- **PROBLEM STATEMENT**
Copy all records verbatim.

- **DATASET EXCERPTS**
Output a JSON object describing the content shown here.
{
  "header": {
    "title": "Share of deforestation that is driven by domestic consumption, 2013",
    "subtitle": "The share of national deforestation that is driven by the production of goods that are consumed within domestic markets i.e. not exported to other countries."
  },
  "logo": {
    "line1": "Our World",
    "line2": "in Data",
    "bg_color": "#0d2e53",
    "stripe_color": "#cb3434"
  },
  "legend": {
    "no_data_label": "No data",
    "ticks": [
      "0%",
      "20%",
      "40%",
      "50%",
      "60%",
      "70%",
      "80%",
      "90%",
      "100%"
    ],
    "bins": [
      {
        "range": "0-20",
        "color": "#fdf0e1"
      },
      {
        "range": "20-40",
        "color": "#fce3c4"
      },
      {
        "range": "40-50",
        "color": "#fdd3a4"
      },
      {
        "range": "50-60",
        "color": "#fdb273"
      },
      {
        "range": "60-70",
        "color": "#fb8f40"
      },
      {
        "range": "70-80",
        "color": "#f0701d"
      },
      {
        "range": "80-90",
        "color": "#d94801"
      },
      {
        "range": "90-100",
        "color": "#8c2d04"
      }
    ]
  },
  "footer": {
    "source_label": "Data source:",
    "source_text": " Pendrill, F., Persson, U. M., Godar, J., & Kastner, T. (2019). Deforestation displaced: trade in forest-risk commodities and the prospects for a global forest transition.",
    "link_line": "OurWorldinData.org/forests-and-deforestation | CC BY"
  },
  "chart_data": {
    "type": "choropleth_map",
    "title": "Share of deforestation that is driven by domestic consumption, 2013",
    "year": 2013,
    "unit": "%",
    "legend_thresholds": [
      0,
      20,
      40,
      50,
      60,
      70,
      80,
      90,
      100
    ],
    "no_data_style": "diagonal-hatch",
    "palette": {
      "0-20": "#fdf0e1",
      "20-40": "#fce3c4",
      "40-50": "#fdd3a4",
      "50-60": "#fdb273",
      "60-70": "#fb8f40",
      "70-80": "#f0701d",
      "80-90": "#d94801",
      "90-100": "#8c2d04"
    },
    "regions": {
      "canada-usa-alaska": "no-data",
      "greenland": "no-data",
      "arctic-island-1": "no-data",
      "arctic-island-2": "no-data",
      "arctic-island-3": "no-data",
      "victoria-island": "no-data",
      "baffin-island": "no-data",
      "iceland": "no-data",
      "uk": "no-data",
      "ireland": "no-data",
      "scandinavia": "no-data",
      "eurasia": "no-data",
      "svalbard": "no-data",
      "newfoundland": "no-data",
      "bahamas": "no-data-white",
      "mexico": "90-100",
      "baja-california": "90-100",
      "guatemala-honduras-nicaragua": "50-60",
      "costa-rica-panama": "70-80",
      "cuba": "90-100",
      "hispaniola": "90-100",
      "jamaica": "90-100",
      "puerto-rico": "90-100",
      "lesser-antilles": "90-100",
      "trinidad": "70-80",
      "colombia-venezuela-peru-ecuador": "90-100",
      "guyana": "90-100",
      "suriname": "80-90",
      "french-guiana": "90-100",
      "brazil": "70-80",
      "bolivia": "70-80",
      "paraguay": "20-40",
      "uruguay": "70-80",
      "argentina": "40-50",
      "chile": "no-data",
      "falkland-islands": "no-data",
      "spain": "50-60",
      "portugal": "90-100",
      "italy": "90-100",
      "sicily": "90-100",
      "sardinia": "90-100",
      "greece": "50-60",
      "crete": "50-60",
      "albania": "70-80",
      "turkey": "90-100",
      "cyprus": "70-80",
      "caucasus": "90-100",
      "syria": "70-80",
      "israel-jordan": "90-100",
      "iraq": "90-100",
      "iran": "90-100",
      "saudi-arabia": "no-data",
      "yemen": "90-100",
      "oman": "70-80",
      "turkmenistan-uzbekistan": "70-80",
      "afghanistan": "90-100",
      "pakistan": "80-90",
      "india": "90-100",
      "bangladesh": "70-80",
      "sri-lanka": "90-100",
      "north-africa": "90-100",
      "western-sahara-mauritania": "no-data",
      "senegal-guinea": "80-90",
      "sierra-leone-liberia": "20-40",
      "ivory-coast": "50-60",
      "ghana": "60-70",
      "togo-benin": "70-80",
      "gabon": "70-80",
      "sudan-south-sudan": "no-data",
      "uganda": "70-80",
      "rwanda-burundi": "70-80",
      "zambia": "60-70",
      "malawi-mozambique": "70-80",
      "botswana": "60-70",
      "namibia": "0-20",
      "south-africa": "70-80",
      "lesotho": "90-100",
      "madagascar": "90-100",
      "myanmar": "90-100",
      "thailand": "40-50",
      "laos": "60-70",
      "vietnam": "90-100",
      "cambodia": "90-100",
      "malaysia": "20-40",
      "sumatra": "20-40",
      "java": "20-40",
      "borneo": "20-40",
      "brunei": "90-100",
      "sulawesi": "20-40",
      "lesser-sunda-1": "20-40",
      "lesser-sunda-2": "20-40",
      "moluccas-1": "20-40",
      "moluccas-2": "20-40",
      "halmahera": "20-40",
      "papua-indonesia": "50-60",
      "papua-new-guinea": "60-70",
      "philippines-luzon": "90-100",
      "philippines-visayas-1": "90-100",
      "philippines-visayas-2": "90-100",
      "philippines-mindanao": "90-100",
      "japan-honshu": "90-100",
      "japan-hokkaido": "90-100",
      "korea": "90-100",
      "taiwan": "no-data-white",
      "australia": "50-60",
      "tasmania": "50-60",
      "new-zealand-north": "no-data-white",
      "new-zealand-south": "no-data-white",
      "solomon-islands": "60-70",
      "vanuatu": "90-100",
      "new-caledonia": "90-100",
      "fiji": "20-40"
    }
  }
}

- **TASK RESPONSE**
Output a JSON object describing the content shown here.
{
  "header": {
    "title": "Share of deforestation that is driven by domestic consumption, 2013",
    "subtitle": "The share of national deforestation that is driven by the production of goods that are consumed within domestic markets i.e. not exported to other countries."
  },
  "logo": {
    "line1": "Our World",
    "line2": "in Data",
    "bg_color": "#0d2e53",
    "stripe_color": "#cb3434"
  },
  "legend": {
    "no_data_label": "No data",
    "ticks": [
      "0%",
      "20%",
      "40%",
      "50%",
      "60%",
      "70%",
      "80%",
      "90%",
      "100%"
    ],
    "bins": [
      {
        "range": "0-20",
        "color": "#fdf0e1"
      },
      {
        "range": "20-40",
        "color": "#fce3c4"
      },
      {
        "range": "40-50",
        "color": "#fdd3a4"
      },
      {
        "range": "50-60",
        "color": "#fdb273"
      },
      {
        "range": "60-70",
        "color": "#fb8f40"
      },
      {
        "range": "70-80",
        "color": "#f0701d"
      },
      {
        "range": "80-90",
        "color": "#d94801"
      },
      {
        "range": "90-100",
        "color": "#8c2d04"
      }
    ]
  },
  "footer": {
    "source_label": "Data source:",
    "source_text": " Pendrill, F., Persson, U. M., Godar, J., & Kastner, T. (2019). Deforestation displaced: trade in forest-risk commodities and the prospects for a global forest transition.",
    "link_line": "OurWorldinData.org/forests-and-deforestation | CC BY"
  },
  "chart_data": {
    "type": "choropleth_map",
    "title": "Share of deforestation that is driven by domestic consumption, 2013",
    "year": 2013,
    "unit": "%",
    "legend_thresholds": [
      0,
      20,
      40,
      50,
      60,
      70,
      80,
      90,
      100
    ],
    "no_data_style": "diagonal-hatch",
    "palette": {
      "0-20": "#fdf0e1",
      "20-40": "#fce3c4",
      "40-50": "#fdd3a4",
      "50-60": "#fdb273",
      "60-70": "#fb8f40",
      "70-80": "#f0701d",
      "80-90": "#d94801",
      "90-100": "#8c2d04"
    },
    "regions": {
      "canada-usa-alaska": "no-data",
      "greenland": "no-data",
      "arctic-island-1": "no-data",
      "arctic-island-2": "no-data",
      "arctic-island-3": "no-data",
      "victoria-island": "no-data",
      "baffin-island": "no-data",
      "iceland": "no-data",
      "uk": "no-data",
      "ireland": "no-data",
      "scandinavia": "no-data",
      "eurasia": "no-data",
      "svalbard": "no-data",
      "newfoundland": "no-data",
      "bahamas": "no-data-white",
      "mexico": "90-100",
      "baja-california": "90-100",
      "guatemala-honduras-nicaragua": "50-60",
      "costa-rica-panama": "70-80",
      "cuba": "90-100",
      "hispaniola": "90-100",
      "jamaica": "90-100",
      "puerto-rico": "90-100",
      "lesser-antilles": "90-100",
      "trinidad": "70-80",
      "colombia-venezuela-peru-ecuador": "90-100",
      "guyana": "90-100",
      "suriname": "80-90",
      "french-guiana": "90-100",
      "brazil": "70-80",
      "bolivia": "70-80",
      "paraguay": "20-40",
      "uruguay": "70-80",
      "argentina": "40-50",
      "chile": "no-data",
      "falkland-islands": "no-data",
      "spain": "50-60",
      "portugal": "90-100",
      "italy": "90-100",
      "sicily": "90-100",
      "sardinia": "90-100",
      "greece": "50-60",
      "crete": "50-60",
      "albania": "70-80",
      "turkey": "90-100",
      "cyprus": "70-80",
      "caucasus": "90-100",
      "syria": "70-80",
      "israel-jordan": "90-100",
      "iraq": "90-100",
      "iran": "90-100",
      "saudi-arabia": "no-data",
      "yemen": "90-100",
      "oman": "70-80",
      "turkmenistan-uzbekistan": "70-80",
      "afghanistan": "90-100",
      "pakistan": "80-90",
      "india": "90-100",
      "bangladesh": "70-80",
      "sri-lanka": "90-100",
      "north-africa": "90-100",
      "western-sahara-mauritania": "no-data",
      "senegal-guinea": "80-90",
      "sierra-leone-liberia": "20-40",
      "ivory-coast": "50-60",
      "ghana": "60-70",
      "togo-benin": "70-80",
      "gabon": "70-80",
      "sudan-south-sudan": "no-data",
      "uganda": "70-80",
      "rwanda-burundi": "70-80",
      "zambia": "60-70",
      "malawi-mozambique": "70-80",
      "botswana": "60-70",
      "namibia": "0-20",
      "south-africa": "70-80",
      "lesotho": "90-100",
      "madagascar": "90-100",
      "myanmar": "90-100",
      "thailand": "40-50",
      "laos": "60-70",
      "vietnam": "90-100",
      "cambodia": "90-100",
      "malaysia": "20-40",
      "sumatra": "20-40",
      "java": "20-40",
      "borneo": "20-40",
      "brunei": "90-100",
      "sulawesi": "20-40",
      "lesser-sunda-1": "20-40",
      "lesser-sunda-2": "20-40",
      "moluccas-1": "20-40",
      "moluccas-2": "20-40",
      "halmahera": "20-40",
      "papua-indonesia": "50-60",
      "papua-new-guinea": "60-70",
      "philippines-luzon": "90-100",
      "philippines-visayas-1": "90-100",
      "philippines-visayas-2": "90-100",
      "philippines-mindanao": "90-100",
      "japan-honshu": "90-100",
      "japan-hokkaido": "90-100",
      "korea": "90-100",
      "taiwan": "no-data-white",
      "australia": "50-60",
      "tasmania": "50-60",
      "new-zealand-north": "no-data-white",
      "new-zealand-south": "no-data-white",
      "solomon-islands": "60-70",
      "vanuatu": "90-100",
      "new-caledonia": "90-100",
      "fiji": "20-40"
    }
  }
}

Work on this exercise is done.